Materials provided
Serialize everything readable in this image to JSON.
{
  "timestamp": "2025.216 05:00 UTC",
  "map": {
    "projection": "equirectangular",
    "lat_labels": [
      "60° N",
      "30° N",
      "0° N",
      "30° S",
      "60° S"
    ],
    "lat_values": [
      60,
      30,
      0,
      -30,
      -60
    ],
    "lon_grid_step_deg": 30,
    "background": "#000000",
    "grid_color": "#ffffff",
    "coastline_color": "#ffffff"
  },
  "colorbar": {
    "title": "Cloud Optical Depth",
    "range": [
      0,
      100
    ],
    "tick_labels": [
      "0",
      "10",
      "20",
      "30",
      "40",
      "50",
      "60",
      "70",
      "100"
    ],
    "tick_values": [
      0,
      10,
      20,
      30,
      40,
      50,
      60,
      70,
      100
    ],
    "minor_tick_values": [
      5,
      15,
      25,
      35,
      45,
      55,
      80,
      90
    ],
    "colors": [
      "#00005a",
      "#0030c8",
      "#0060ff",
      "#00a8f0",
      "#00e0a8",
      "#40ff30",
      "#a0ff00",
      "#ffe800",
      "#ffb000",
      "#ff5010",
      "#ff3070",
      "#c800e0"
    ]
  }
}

Directive
Of the lines above, how many include the word "ffffff"? Reply with the number alone.

Task response
2